WORK INSTRUCTIONS: Give the number of lines containing the word "group", and nothing else.

ROWS:
=====

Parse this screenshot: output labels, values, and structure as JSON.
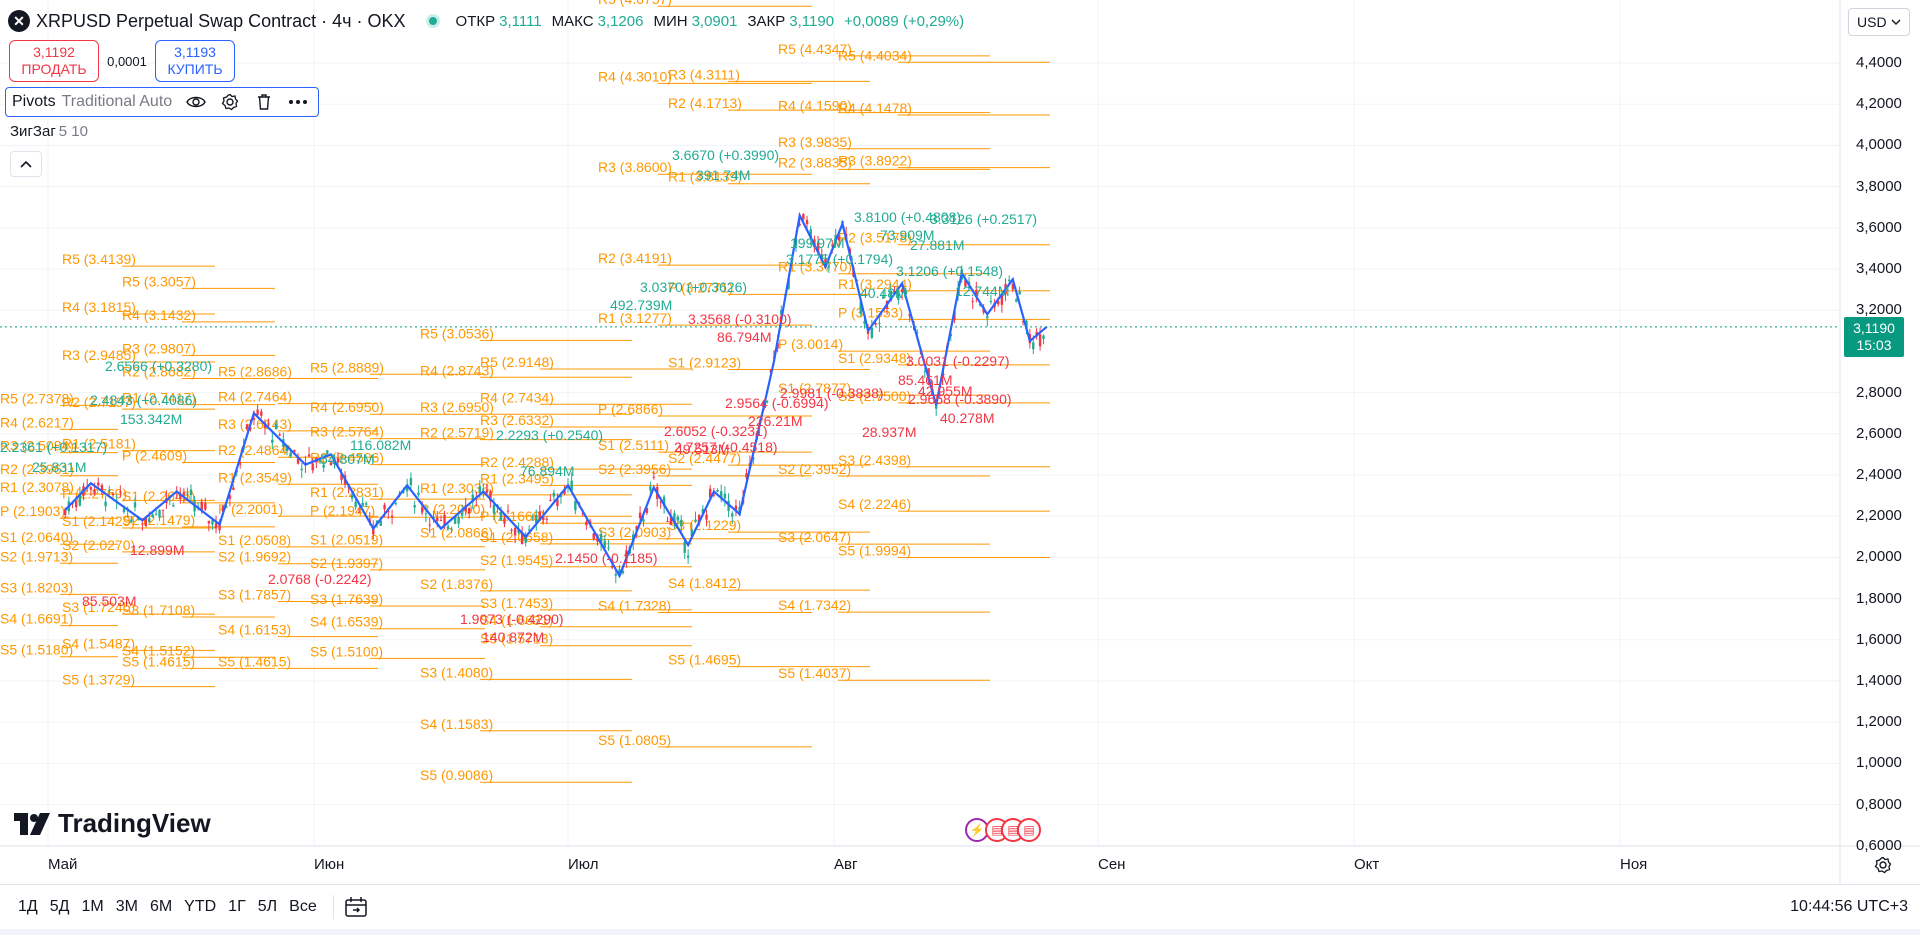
{
  "header": {
    "title": "XRPUSD Perpetual Swap Contract · 4ч · OKX",
    "ohlc": [
      {
        "label": "ОТКР",
        "value": "3,1111"
      },
      {
        "label": "МАКС",
        "value": "3,1206"
      },
      {
        "label": "МИН",
        "value": "3,0901"
      },
      {
        "label": "ЗАКР",
        "value": "3,1190"
      },
      {
        "label": "",
        "value": "+0,0089 (+0,29%)"
      }
    ]
  },
  "trade": {
    "sell_price": "3,1192",
    "sell_label": "ПРОДАТЬ",
    "spread": "0,0001",
    "buy_price": "3,1193",
    "buy_label": "КУПИТЬ"
  },
  "indicators": {
    "pivots_name": "Pivots",
    "pivots_args": "Traditional Auto",
    "zigzag_name": "ЗигЗаг",
    "zigzag_args": "5 10"
  },
  "logo": {
    "text": "TradingView"
  },
  "price_scale": {
    "currency": "USD",
    "labels": [
      "4,4000",
      "4,2000",
      "4,0000",
      "3,8000",
      "3,6000",
      "3,4000",
      "3,2000",
      "2,8000",
      "2,6000",
      "2,4000",
      "2,2000",
      "2,0000",
      "1,8000",
      "1,6000",
      "1,4000",
      "1,2000",
      "1,0000",
      "0,8000",
      "0,6000"
    ],
    "last_price": "3,1190",
    "countdown": "15:03"
  },
  "time_axis": {
    "labels": [
      "Май",
      "Июн",
      "Июл",
      "Авг",
      "Сен",
      "Окт",
      "Ноя"
    ]
  },
  "toolbar": {
    "ranges": [
      "1Д",
      "5Д",
      "1М",
      "3М",
      "6М",
      "YTD",
      "1Г",
      "5Л",
      "Все"
    ],
    "clock": "10:44:56 UTC+3"
  },
  "colors": {
    "pivot": "#ff9800",
    "zigzag": "#2962ff",
    "up": "#22ab94",
    "down": "#f23645",
    "last": "#089981"
  },
  "chart_data": {
    "type": "line",
    "title": "XRPUSD Perpetual Swap Contract · 4ч · OKX",
    "yrange": [
      0.6,
      4.5
    ],
    "xlabels": [
      "Май",
      "Июн",
      "Июл",
      "Авг",
      "Сен",
      "Окт",
      "Ноя"
    ],
    "pivot_levels": [
      {
        "group": 1,
        "levels": [
          [
            "R5 (2.7378)",
            2.7378
          ],
          [
            "R4 (2.6217)",
            2.6217
          ],
          [
            "R3 (2.5084)",
            2.5084
          ],
          [
            "R2 (2.3961)",
            2.3961
          ],
          [
            "R1 (2.3078)",
            2.3078
          ],
          [
            "P (2.1903)",
            2.1903
          ],
          [
            "S1 (2.0640)",
            2.064
          ],
          [
            "S2 (1.9713)",
            1.9713
          ],
          [
            "S3 (1.8203)",
            1.8203
          ],
          [
            "S4 (1.6691)",
            1.6691
          ],
          [
            "S5 (1.5180)",
            1.518
          ]
        ]
      },
      {
        "group": 2,
        "levels": [
          [
            "R5 (3.4139)",
            3.4139
          ],
          [
            "R4 (3.1815)",
            3.1815
          ],
          [
            "R3 (2.9485)",
            2.9485
          ],
          [
            "R2 (2.7197)",
            2.7197
          ],
          [
            "R1 (2.5181)",
            2.5181
          ],
          [
            "P (2.2769)",
            2.2769
          ],
          [
            "S1 (2.1429)",
            2.1429
          ],
          [
            "S2 (2.0270)",
            2.027
          ],
          [
            "S3 (1.7245)",
            1.7245
          ],
          [
            "S4 (1.5487)",
            1.5487
          ],
          [
            "S5 (1.3729)",
            1.3729
          ]
        ]
      },
      {
        "group": 3,
        "levels": [
          [
            "R5 (3.3057)",
            3.3057
          ],
          [
            "R4 (3.1432)",
            3.1432
          ],
          [
            "R3 (2.9807)",
            2.9807
          ],
          [
            "R2 (2.8682)",
            2.8682
          ],
          [
            "R1 (2.7417)",
            2.7417
          ],
          [
            "P (2.4609)",
            2.4609
          ],
          [
            "S1 (2.2645)",
            2.2645
          ],
          [
            "S2 (2.1479)",
            2.1479
          ],
          [
            "S3 (1.7108)",
            1.7108
          ],
          [
            "S4 (1.5152)",
            1.5152
          ],
          [
            "S5 (1.4615)",
            1.4615
          ]
        ]
      },
      {
        "group": 4,
        "levels": [
          [
            "R5 (2.8686)",
            2.8686
          ],
          [
            "R4 (2.7464)",
            2.7464
          ],
          [
            "R3 (2.6143)",
            2.6143
          ],
          [
            "R2 (2.4864)",
            2.4864
          ],
          [
            "R1 (2.3549)",
            2.3549
          ],
          [
            "P (2.2001)",
            2.2001
          ],
          [
            "S1 (2.0508)",
            2.0508
          ],
          [
            "S2 (1.9692)",
            1.9692
          ],
          [
            "S3 (1.7857)",
            1.7857
          ],
          [
            "S4 (1.6153)",
            1.6153
          ],
          [
            "S5 (1.4615)",
            1.4615
          ]
        ]
      },
      {
        "group": 5,
        "levels": [
          [
            "R5 (2.8889)",
            2.8889
          ],
          [
            "R4 (2.6950)",
            2.695
          ],
          [
            "R3 (2.5764)",
            2.5764
          ],
          [
            "R2 (2.4506)",
            2.4506
          ],
          [
            "R1 (2.2831)",
            2.2831
          ],
          [
            "P (2.1947)",
            2.1947
          ],
          [
            "S1 (2.0519)",
            2.0519
          ],
          [
            "S2 (1.9397)",
            1.9397
          ],
          [
            "S3 (1.7639)",
            1.7639
          ],
          [
            "S4 (1.6539)",
            1.6539
          ],
          [
            "S5 (1.5100)",
            1.51
          ]
        ]
      },
      {
        "group": 6,
        "levels": [
          [
            "R5 (3.0536)",
            3.0536
          ],
          [
            "R4 (2.8743)",
            2.8743
          ],
          [
            "R3 (2.6950)",
            2.695
          ],
          [
            "R2 (2.5719)",
            2.5719
          ],
          [
            "R1 (2.3033)",
            2.3033
          ],
          [
            "P (2.2000)",
            2.2
          ],
          [
            "S1 (2.0866)",
            2.0866
          ],
          [
            "S2 (1.8376)",
            1.8376
          ],
          [
            "S3 (1.4080)",
            1.408
          ],
          [
            "S4 (1.1583)",
            1.1583
          ],
          [
            "S5 (0.9086)",
            0.9086
          ]
        ]
      },
      {
        "group": 7,
        "levels": [
          [
            "R5 (2.9148)",
            2.9148
          ],
          [
            "R4 (2.7434)",
            2.7434
          ],
          [
            "R3 (2.6332)",
            2.6332
          ],
          [
            "R2 (2.4288)",
            2.4288
          ],
          [
            "R1 (2.3495)",
            2.3495
          ],
          [
            "P (2.1660)",
            2.166
          ],
          [
            "S1 (2.0658)",
            2.0658
          ],
          [
            "S2 (1.9545)",
            1.9545
          ],
          [
            "S3 (1.7453)",
            1.7453
          ],
          [
            "S4 (1.6631)",
            1.6631
          ],
          [
            "S5 (1.5713)",
            1.5713
          ]
        ]
      },
      {
        "group": 8,
        "levels": [
          [
            "R5 (4.6757)",
            4.6757
          ],
          [
            "R4 (4.3010)",
            4.301
          ],
          [
            "R3 (3.8600)",
            3.86
          ],
          [
            "R2 (3.4191)",
            3.4191
          ],
          [
            "R1 (3.1277)",
            3.1277
          ],
          [
            "P (2.6866)",
            2.6866
          ],
          [
            "S1 (2.5111)",
            2.5111
          ],
          [
            "S2 (2.3956)",
            2.3956
          ],
          [
            "S3 (2.0903)",
            2.0903
          ],
          [
            "S4 (1.7328)",
            1.7328
          ],
          [
            "S5 (1.0805)",
            1.0805
          ]
        ]
      },
      {
        "group": 9,
        "levels": [
          [
            "R3 (4.3111)",
            4.3111
          ],
          [
            "R2 (4.1713)",
            4.1713
          ],
          [
            "R1 (3.8139)",
            3.8139
          ],
          [
            "P (3.2771)",
            3.2771
          ],
          [
            "S1 (2.9123)",
            2.9123
          ],
          [
            "S2 (2.4477)",
            2.4477
          ],
          [
            "S3 (2.1229)",
            2.1229
          ],
          [
            "S4 (1.8412)",
            1.8412
          ],
          [
            "S5 (1.4695)",
            1.4695
          ]
        ]
      },
      {
        "group": 10,
        "levels": [
          [
            "R5 (4.4347)",
            4.4347
          ],
          [
            "R4 (4.1590)",
            4.159
          ],
          [
            "R3 (3.9835)",
            3.9835
          ],
          [
            "R2 (3.8835)",
            3.8835
          ],
          [
            "R1 (3.3770)",
            3.377
          ],
          [
            "P (3.0014)",
            3.0014
          ],
          [
            "S1 (2.7877)",
            2.7877
          ],
          [
            "S2 (2.3952)",
            2.3952
          ],
          [
            "S3 (2.0647)",
            2.0647
          ],
          [
            "S4 (1.7342)",
            1.7342
          ],
          [
            "S5 (1.4037)",
            1.4037
          ]
        ]
      },
      {
        "group": 11,
        "levels": [
          [
            "R5 (4.4034)",
            4.4034
          ],
          [
            "R4 (4.1478)",
            4.1478
          ],
          [
            "R3 (3.8922)",
            3.8922
          ],
          [
            "R2 (3.5178)",
            3.5178
          ],
          [
            "R1 (3.2944)",
            3.2944
          ],
          [
            "P (3.1553)",
            3.1553
          ],
          [
            "S1 (2.9348)",
            2.9348
          ],
          [
            "S2 (2.7500)",
            2.75
          ],
          [
            "S3 (2.4398)",
            2.4398
          ],
          [
            "S4 (2.2246)",
            2.2246
          ],
          [
            "S5 (1.9994)",
            1.9994
          ]
        ]
      }
    ],
    "zigzag_labels": [
      {
        "text": "3.6670 (+0.3990)",
        "kind": "up"
      },
      {
        "text": "3.8100 (+0.4808)",
        "kind": "up"
      },
      {
        "text": "3.3126 (+0.2517)",
        "kind": "up"
      },
      {
        "text": "3.1775 (+0.1794)",
        "kind": "up"
      },
      {
        "text": "3.1206 (+0.1548)",
        "kind": "up"
      },
      {
        "text": "3.0370 (+0.3626)",
        "kind": "up"
      },
      {
        "text": "2.6566 (+0.3280)",
        "kind": "up"
      },
      {
        "text": "2.4843 (+0.4086)",
        "kind": "up"
      },
      {
        "text": "2.2361 (+0.1317)",
        "kind": "up"
      },
      {
        "text": "2.2293 (+0.2540)",
        "kind": "up"
      },
      {
        "text": "3.3568 (-0.3100)",
        "kind": "down"
      },
      {
        "text": "2.9564 (-0.6994)",
        "kind": "down"
      },
      {
        "text": "2.9981 (-0.3838)",
        "kind": "down"
      },
      {
        "text": "3.0031 (-0.2297)",
        "kind": "down"
      },
      {
        "text": "2.9658 (-0.3890)",
        "kind": "down"
      },
      {
        "text": "2.7257 (-0.4518)",
        "kind": "down"
      },
      {
        "text": "2.6052 (-0.3231)",
        "kind": "down"
      },
      {
        "text": "2.0768 (-0.2242)",
        "kind": "down"
      },
      {
        "text": "1.9073 (-0.4290)",
        "kind": "down"
      },
      {
        "text": "2.1450 (-0.1185)",
        "kind": "down"
      }
    ],
    "volume_labels": [
      {
        "text": "391.74M",
        "kind": "up"
      },
      {
        "text": "199.97M",
        "kind": "up"
      },
      {
        "text": "492.739M",
        "kind": "up"
      },
      {
        "text": "73.909M",
        "kind": "up"
      },
      {
        "text": "27.881M",
        "kind": "up"
      },
      {
        "text": "40.48M",
        "kind": "up"
      },
      {
        "text": "12.744M",
        "kind": "up"
      },
      {
        "text": "153.342M",
        "kind": "up"
      },
      {
        "text": "54.807M",
        "kind": "up"
      },
      {
        "text": "116.082M",
        "kind": "up"
      },
      {
        "text": "25.831M",
        "kind": "up"
      },
      {
        "text": "76.894M",
        "kind": "up"
      },
      {
        "text": "86.794M",
        "kind": "down"
      },
      {
        "text": "226.21M",
        "kind": "down"
      },
      {
        "text": "28.937M",
        "kind": "down"
      },
      {
        "text": "49.513M",
        "kind": "down"
      },
      {
        "text": "85.461M",
        "kind": "down"
      },
      {
        "text": "42.955M",
        "kind": "down"
      },
      {
        "text": "40.278M",
        "kind": "down"
      },
      {
        "text": "12.899M",
        "kind": "down"
      },
      {
        "text": "85.503M",
        "kind": "down"
      },
      {
        "text": "140.872M",
        "kind": "down"
      }
    ],
    "zigzag_points": [
      [
        "03.05",
        2.23
      ],
      [
        "06.05",
        2.36
      ],
      [
        "12.05",
        2.18
      ],
      [
        "16.05",
        2.32
      ],
      [
        "21.05",
        2.16
      ],
      [
        "25.05",
        2.7
      ],
      [
        "31.05",
        2.45
      ],
      [
        "03.06",
        2.5
      ],
      [
        "08.06",
        2.14
      ],
      [
        "12.06",
        2.35
      ],
      [
        "16.06",
        2.14
      ],
      [
        "21.06",
        2.32
      ],
      [
        "26.06",
        2.1
      ],
      [
        "01.07",
        2.35
      ],
      [
        "07.07",
        1.91
      ],
      [
        "11.07",
        2.34
      ],
      [
        "15.07",
        2.06
      ],
      [
        "18.07",
        2.32
      ],
      [
        "21.07",
        2.21
      ],
      [
        "25.07",
        2.95
      ],
      [
        "28.07",
        3.66
      ],
      [
        "31.07",
        3.41
      ],
      [
        "02.08",
        3.62
      ],
      [
        "05.08",
        3.1
      ],
      [
        "09.08",
        3.33
      ],
      [
        "13.08",
        2.74
      ],
      [
        "16.08",
        3.38
      ],
      [
        "19.08",
        3.18
      ],
      [
        "22.08",
        3.35
      ],
      [
        "24.08",
        3.05
      ],
      [
        "26.08",
        3.12
      ]
    ]
  }
}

=====

COMPLETE RESPONSE: 11